▶ **REQUIREMENT**
Spot each line that carries the word "this"; copy those lines.

[Stored data]
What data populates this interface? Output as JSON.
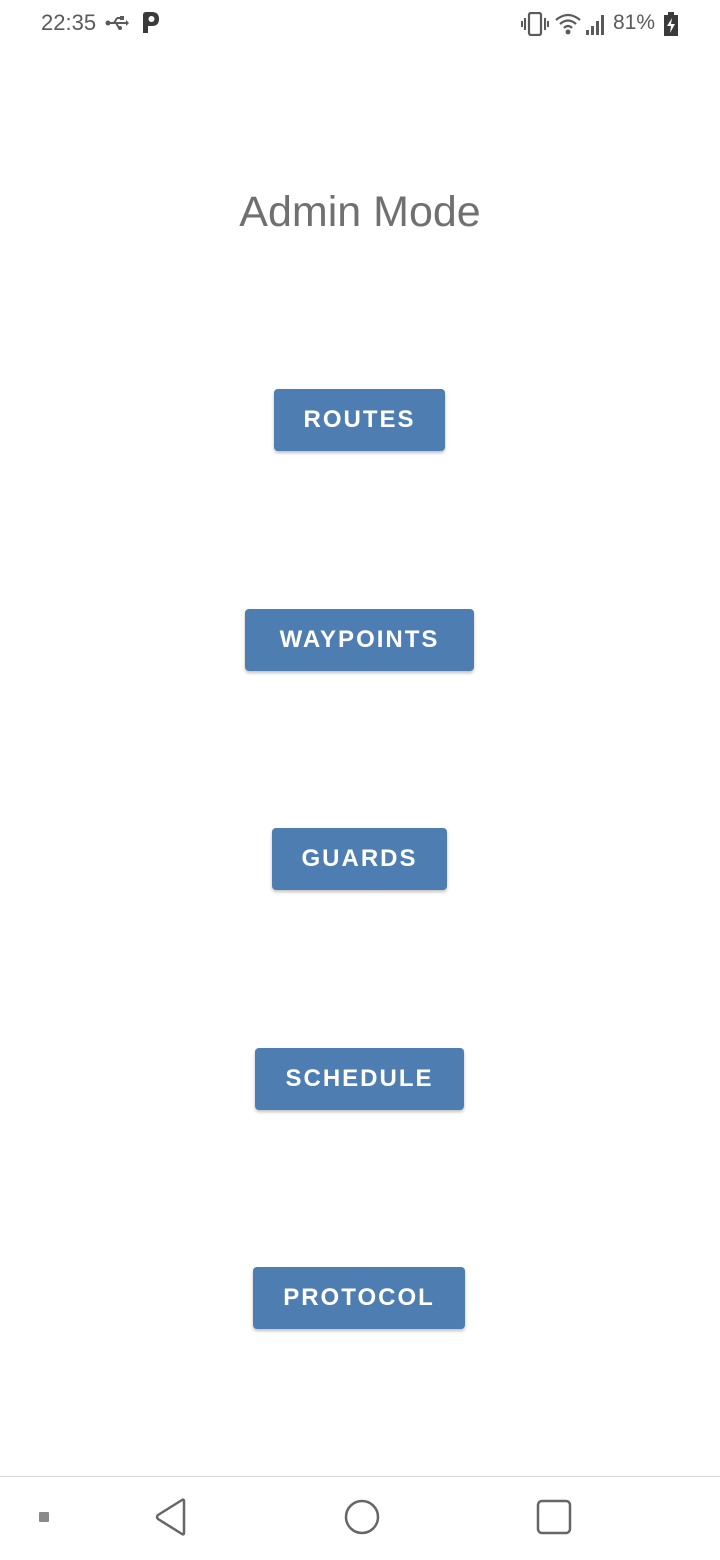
{
  "status_bar": {
    "time": "22:35",
    "battery_percent": "81%",
    "icons": [
      "usb-icon",
      "parking-app-icon",
      "vibrate-icon",
      "wifi-icon",
      "signal-icon",
      "battery-charging-icon"
    ]
  },
  "page": {
    "title": "Admin Mode"
  },
  "menu": {
    "routes_label": "ROUTES",
    "waypoints_label": "WAYPOINTS",
    "guards_label": "GUARDS",
    "schedule_label": "SCHEDULE",
    "protocol_label": "PROTOCOL"
  },
  "nav_bar": {
    "icons": [
      "menu-dot-icon",
      "back-icon",
      "home-icon",
      "recents-icon"
    ]
  },
  "colors": {
    "button_bg": "#4e7db2",
    "button_text": "#ffffff",
    "title_text": "#707070",
    "background": "#ffffff"
  }
}
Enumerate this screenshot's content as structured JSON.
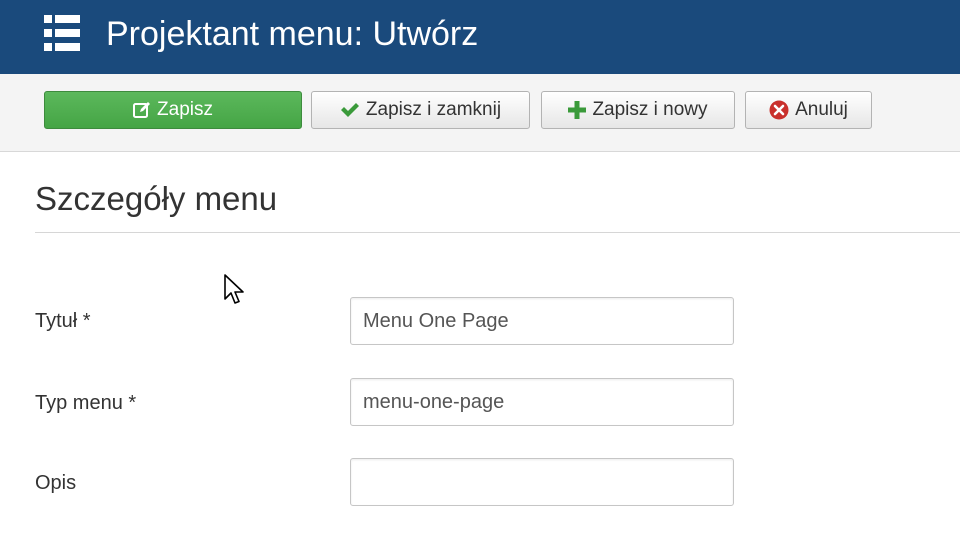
{
  "header": {
    "title": "Projektant menu: Utwórz",
    "icon": "list-menu-icon"
  },
  "toolbar": {
    "save": {
      "label": "Zapisz",
      "icon": "edit-icon",
      "color": "#5cb85c"
    },
    "save_close": {
      "label": "Zapisz i zamknij",
      "icon": "check-icon",
      "icon_color": "#3a9a3a"
    },
    "save_new": {
      "label": "Zapisz i nowy",
      "icon": "plus-icon",
      "icon_color": "#3a9a3a"
    },
    "cancel": {
      "label": "Anuluj",
      "icon": "cancel-circle-icon",
      "icon_color": "#c9302c"
    }
  },
  "section": {
    "title": "Szczegóły menu"
  },
  "form": {
    "title": {
      "label": "Tytuł *",
      "value": "Menu One Page"
    },
    "menu_type": {
      "label": "Typ menu *",
      "value": "menu-one-page"
    },
    "description": {
      "label": "Opis",
      "value": ""
    }
  },
  "colors": {
    "header_bg": "#1a4a7c",
    "toolbar_bg": "#f4f4f4"
  }
}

▶ **TASK OUTPUT**
What data populates this interface? Output as JSON.
Enumerate this screenshot's content as structured JSON.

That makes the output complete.